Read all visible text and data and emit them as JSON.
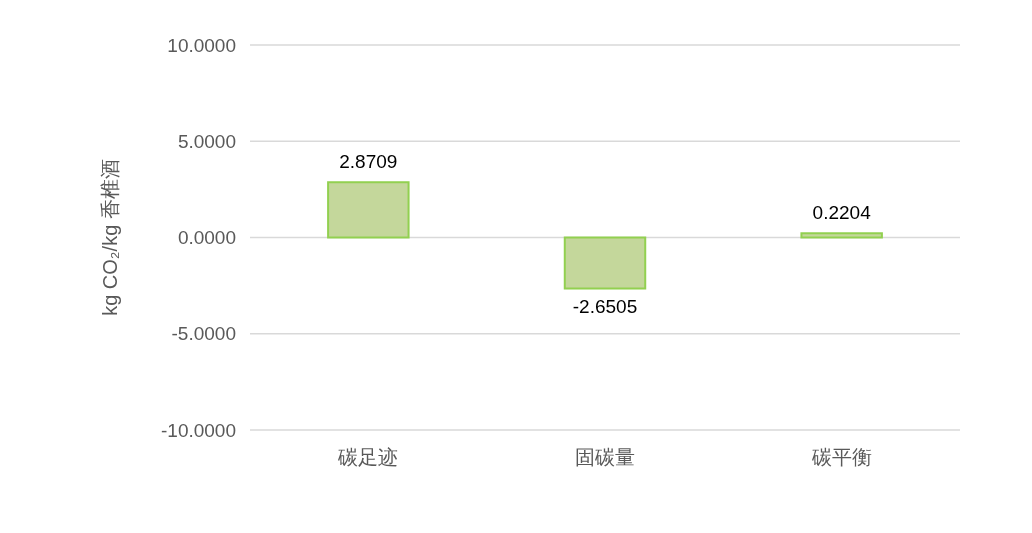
{
  "chart_data": {
    "type": "bar",
    "ylabel": "kg CO₂/kg 香椎酒",
    "categories": [
      "碳足迹",
      "固碳量",
      "碳平衡"
    ],
    "values": [
      2.8709,
      -2.6505,
      0.2204
    ],
    "color": "#c4d79b",
    "ylim": [
      -10,
      10
    ],
    "yticks": [
      {
        "value": -10,
        "label": "-10.0000"
      },
      {
        "value": -5,
        "label": "-5.0000"
      },
      {
        "value": 0,
        "label": "0.0000"
      },
      {
        "value": 5,
        "label": "5.0000"
      },
      {
        "value": 10,
        "label": "10.0000"
      }
    ],
    "grid": "y",
    "data_labels": true
  }
}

_ _ _ _

- **Instruction**:
From the material above, copy everything exactly but the pictures.

- **Response**:
Read all visible text and data and emit them as JSON.
{
  "chart_data": {
    "type": "bar",
    "ylabel": "kg CO₂/kg 香椎酒",
    "categories": [
      "碳足迹",
      "固碳量",
      "碳平衡"
    ],
    "values": [
      2.8709,
      -2.6505,
      0.2204
    ],
    "color": "#c4d79b",
    "ylim": [
      -10,
      10
    ],
    "yticks": [
      {
        "value": -10,
        "label": "-10.0000"
      },
      {
        "value": -5,
        "label": "-5.0000"
      },
      {
        "value": 0,
        "label": "0.0000"
      },
      {
        "value": 5,
        "label": "5.0000"
      },
      {
        "value": 10,
        "label": "10.0000"
      }
    ],
    "grid": "y",
    "data_labels": true
  }
}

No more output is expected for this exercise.